GIVEN RECORDS ->
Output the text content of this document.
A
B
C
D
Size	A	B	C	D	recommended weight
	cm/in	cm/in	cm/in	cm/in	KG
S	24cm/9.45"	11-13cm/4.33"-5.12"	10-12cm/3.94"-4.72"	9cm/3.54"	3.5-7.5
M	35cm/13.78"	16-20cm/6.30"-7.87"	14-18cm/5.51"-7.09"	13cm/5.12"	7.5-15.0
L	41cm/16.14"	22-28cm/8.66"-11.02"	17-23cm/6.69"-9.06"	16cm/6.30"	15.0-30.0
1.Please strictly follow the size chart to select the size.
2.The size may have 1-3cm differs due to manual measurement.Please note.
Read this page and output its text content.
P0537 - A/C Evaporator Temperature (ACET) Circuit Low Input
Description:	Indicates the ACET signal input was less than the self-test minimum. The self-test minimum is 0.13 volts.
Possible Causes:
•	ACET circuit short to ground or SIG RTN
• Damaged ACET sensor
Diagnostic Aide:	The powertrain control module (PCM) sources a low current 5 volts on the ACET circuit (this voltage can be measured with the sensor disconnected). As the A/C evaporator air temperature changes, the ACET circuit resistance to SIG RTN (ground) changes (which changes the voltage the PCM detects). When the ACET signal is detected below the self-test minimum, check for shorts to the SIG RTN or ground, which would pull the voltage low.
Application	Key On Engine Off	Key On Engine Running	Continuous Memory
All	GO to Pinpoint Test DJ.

WRITTEN REQUEST -> Your task is to print the whole listing again exactly.

EXERCISE RESPONSE ->
Output the text content of this document.
A
B
C
D
Size	A	B	C	D	recommended weight
	cm/in	cm/in	cm/in	cm/in	KG
S	24cm/9.45"	11-13cm/4.33"-5.12"	10-12cm/3.94"-4.72"	9cm/3.54"	3.5-7.5
M	35cm/13.78"	16-20cm/6.30"-7.87"	14-18cm/5.51"-7.09"	13cm/5.12"	7.5-15.0
L	41cm/16.14"	22-28cm/8.66"-11.02"	17-23cm/6.69"-9.06"	16cm/6.30"	15.0-30.0
1.Please strictly follow the size chart to select the size.
2.The size may have 1-3cm differs due to manual measurement.Please note.
Read this page and output its text content.
P0537 - A/C Evaporator Temperature (ACET) Circuit Low Input
Description:	Indicates the ACET signal input was less than the self-test minimum. The self-test minimum is 0.13 volts.
Possible Causes:
•	ACET circuit short to ground or SIG RTN
• Damaged ACET sensor
Diagnostic Aide:	The powertrain control module (PCM) sources a low current 5 volts on the ACET circuit (this voltage can be measured with the sensor disconnected). As the A/C evaporator air temperature changes, the ACET circuit resistance to SIG RTN (ground) changes (which changes the voltage the PCM detects). When the ACET signal is detected below the self-test minimum, check for shorts to the SIG RTN or ground, which would pull the voltage low.
Application	Key On Engine Off	Key On Engine Running	Continuous Memory
All	GO to Pinpoint Test DJ.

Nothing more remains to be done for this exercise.